---- Stored data
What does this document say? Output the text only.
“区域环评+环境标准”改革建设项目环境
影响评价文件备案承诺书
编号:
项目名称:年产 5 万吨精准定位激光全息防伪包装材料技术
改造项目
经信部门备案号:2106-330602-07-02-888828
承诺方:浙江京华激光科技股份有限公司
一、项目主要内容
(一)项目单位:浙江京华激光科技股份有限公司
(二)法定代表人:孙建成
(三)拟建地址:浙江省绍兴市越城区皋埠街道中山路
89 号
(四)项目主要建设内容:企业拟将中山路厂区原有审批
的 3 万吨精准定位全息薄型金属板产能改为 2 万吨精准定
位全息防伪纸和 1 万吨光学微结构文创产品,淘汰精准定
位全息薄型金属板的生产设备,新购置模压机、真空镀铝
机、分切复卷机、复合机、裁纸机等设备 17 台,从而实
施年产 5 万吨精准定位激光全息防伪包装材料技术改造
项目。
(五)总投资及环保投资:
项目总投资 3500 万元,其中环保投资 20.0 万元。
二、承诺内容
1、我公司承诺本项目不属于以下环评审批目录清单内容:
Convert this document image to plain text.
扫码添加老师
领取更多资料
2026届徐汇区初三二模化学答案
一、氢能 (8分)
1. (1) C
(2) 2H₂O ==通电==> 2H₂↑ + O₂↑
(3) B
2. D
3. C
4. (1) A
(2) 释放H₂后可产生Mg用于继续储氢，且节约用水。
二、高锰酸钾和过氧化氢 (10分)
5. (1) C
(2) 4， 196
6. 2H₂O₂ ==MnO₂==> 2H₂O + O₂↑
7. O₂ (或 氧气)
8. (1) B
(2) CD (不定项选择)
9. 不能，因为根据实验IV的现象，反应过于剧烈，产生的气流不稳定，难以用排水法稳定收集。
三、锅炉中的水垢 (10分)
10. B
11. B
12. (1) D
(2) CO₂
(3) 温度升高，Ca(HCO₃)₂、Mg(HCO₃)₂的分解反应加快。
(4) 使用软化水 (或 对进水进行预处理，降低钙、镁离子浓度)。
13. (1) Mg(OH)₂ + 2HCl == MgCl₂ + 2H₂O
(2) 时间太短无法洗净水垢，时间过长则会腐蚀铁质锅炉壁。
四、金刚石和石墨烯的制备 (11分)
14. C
--------
(What the task requires) Say how many lines above contain the string "this". Answer with the number only.

(Exercise output) 2